WORK TO COMPLETE → Copy each line of the material below that includes the string "structured".

━━━━━ EXCERPTED DATA ━━━━━

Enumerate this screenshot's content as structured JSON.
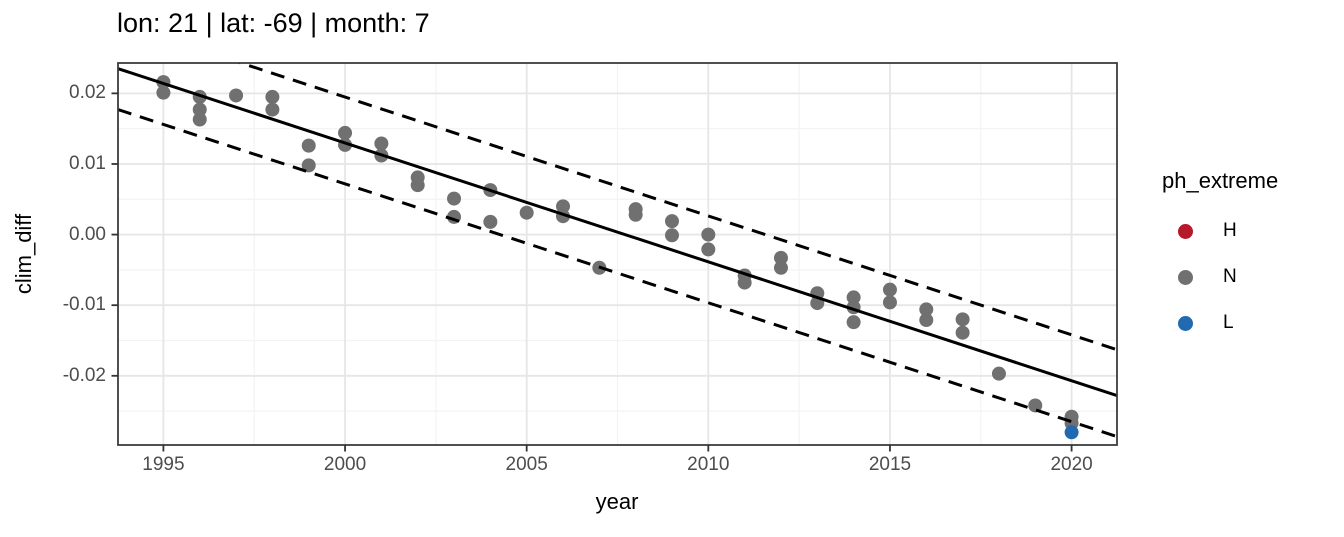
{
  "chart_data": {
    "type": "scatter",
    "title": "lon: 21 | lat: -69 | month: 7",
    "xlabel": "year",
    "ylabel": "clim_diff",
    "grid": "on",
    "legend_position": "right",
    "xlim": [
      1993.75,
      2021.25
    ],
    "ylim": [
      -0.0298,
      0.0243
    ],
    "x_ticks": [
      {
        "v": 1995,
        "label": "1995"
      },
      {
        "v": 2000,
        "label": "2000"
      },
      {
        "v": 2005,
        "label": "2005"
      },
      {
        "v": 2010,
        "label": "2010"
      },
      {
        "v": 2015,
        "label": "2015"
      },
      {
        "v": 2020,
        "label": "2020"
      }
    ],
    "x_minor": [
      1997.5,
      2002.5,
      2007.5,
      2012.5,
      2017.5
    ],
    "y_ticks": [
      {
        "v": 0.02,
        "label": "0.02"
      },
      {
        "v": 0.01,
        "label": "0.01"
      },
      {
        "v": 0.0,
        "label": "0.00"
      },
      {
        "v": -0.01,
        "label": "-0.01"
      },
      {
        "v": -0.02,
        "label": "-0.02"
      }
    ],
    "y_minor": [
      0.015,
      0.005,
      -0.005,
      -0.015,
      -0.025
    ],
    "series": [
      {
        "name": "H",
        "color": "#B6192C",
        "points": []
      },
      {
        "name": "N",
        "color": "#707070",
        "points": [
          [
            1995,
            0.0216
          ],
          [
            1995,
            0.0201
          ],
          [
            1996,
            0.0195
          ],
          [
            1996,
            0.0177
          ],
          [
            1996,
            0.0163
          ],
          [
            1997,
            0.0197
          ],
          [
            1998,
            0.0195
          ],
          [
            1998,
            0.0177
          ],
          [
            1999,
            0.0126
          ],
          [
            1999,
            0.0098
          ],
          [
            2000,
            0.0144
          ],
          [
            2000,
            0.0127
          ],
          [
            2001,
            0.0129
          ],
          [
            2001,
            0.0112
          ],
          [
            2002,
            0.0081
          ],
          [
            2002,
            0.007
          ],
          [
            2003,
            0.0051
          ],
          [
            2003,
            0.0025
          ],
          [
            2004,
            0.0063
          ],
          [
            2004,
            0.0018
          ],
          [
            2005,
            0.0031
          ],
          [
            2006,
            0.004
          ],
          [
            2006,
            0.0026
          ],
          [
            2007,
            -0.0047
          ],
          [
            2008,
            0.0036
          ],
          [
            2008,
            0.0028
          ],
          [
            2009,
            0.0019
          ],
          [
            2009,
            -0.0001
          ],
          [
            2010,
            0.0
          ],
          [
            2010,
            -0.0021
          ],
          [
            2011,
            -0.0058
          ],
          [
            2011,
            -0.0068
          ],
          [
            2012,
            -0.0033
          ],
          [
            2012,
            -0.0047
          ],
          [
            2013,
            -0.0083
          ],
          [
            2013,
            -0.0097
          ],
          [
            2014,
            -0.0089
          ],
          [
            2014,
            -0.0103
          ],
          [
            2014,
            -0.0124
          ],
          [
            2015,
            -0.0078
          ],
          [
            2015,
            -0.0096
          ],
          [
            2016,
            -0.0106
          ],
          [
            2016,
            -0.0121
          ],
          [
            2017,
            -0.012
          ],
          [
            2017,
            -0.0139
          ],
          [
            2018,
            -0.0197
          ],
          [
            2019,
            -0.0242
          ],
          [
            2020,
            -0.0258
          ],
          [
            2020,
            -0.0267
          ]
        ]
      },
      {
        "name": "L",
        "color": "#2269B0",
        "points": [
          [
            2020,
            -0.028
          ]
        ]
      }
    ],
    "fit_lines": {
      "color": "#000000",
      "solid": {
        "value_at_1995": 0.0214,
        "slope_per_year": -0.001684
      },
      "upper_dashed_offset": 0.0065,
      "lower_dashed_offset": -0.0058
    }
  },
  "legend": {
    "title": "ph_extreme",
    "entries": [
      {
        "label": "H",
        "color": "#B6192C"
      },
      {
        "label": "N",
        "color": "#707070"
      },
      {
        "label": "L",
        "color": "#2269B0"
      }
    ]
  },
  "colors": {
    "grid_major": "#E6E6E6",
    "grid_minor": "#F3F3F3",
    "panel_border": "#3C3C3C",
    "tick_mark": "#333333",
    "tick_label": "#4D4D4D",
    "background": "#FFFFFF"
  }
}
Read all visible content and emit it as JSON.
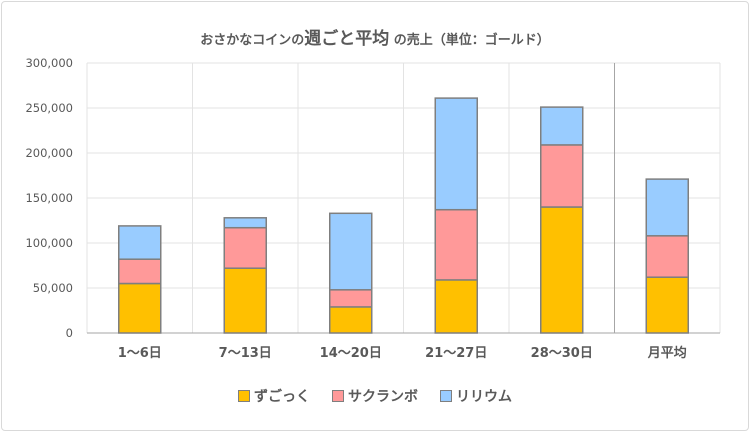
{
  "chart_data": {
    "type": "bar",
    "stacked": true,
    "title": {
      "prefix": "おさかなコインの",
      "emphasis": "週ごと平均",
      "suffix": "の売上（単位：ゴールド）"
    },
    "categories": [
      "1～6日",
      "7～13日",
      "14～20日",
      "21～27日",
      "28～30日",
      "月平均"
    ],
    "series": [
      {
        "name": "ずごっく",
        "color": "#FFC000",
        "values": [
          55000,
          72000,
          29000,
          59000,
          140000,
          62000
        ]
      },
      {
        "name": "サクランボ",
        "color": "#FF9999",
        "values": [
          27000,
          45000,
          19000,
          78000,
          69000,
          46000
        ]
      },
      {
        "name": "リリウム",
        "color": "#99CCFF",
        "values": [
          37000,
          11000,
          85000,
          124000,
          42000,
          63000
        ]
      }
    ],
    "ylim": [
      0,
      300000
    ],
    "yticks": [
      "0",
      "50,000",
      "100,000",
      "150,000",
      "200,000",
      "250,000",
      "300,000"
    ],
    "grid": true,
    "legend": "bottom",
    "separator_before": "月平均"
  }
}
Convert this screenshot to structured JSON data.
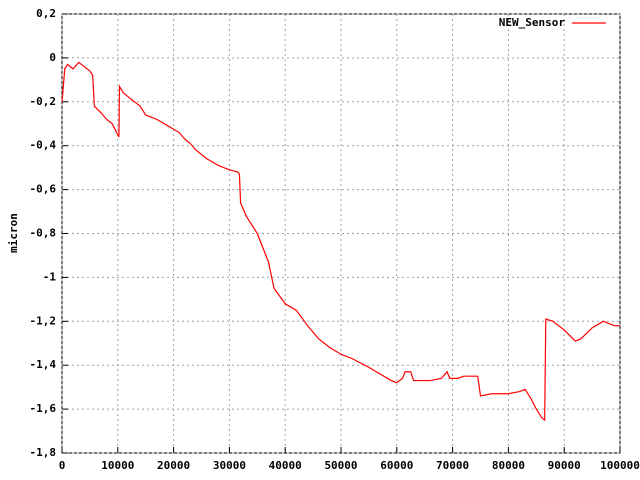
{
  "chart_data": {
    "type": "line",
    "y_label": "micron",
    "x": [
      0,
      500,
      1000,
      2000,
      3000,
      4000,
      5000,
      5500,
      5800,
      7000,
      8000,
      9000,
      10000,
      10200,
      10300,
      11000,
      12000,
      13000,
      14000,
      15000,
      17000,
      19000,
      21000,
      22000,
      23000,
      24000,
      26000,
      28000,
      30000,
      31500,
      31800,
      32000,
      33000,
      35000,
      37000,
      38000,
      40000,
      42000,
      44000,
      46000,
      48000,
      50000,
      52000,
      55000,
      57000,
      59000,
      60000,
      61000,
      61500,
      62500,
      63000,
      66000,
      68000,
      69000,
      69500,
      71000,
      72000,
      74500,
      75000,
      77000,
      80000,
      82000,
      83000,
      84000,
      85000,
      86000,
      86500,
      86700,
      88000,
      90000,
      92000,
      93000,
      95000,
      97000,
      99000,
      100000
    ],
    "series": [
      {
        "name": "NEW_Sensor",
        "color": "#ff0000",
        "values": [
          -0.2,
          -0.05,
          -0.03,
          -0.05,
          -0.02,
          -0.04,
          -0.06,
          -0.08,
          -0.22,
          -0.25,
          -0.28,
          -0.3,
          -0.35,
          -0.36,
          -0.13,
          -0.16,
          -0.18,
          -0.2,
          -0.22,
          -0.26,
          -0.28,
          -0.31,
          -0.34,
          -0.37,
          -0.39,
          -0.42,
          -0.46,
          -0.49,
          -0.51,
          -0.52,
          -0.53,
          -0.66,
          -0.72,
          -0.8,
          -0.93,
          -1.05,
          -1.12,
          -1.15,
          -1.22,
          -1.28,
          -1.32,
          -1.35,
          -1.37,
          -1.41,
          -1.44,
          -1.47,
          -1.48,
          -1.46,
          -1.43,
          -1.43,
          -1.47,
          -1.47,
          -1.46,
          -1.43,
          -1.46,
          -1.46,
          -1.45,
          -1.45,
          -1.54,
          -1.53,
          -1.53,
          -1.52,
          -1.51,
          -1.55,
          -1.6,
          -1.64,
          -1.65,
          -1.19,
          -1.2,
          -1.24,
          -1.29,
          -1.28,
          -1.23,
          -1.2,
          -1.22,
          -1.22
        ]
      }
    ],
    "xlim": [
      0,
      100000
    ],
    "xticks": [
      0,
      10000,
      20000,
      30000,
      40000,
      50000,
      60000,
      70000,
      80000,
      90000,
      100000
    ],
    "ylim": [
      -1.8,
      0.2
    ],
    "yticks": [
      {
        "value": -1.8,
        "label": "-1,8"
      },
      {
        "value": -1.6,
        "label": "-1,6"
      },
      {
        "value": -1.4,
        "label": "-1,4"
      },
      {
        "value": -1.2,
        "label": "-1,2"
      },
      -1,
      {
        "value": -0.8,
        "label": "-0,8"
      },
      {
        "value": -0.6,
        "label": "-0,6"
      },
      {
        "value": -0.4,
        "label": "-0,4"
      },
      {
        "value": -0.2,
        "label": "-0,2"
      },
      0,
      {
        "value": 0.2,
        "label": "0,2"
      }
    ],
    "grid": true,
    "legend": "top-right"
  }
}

━━━━━

SOLVED EXERCISE →
Enumerate this screenshot's content as structured JSON.
Convert this screenshot to structured JSON data.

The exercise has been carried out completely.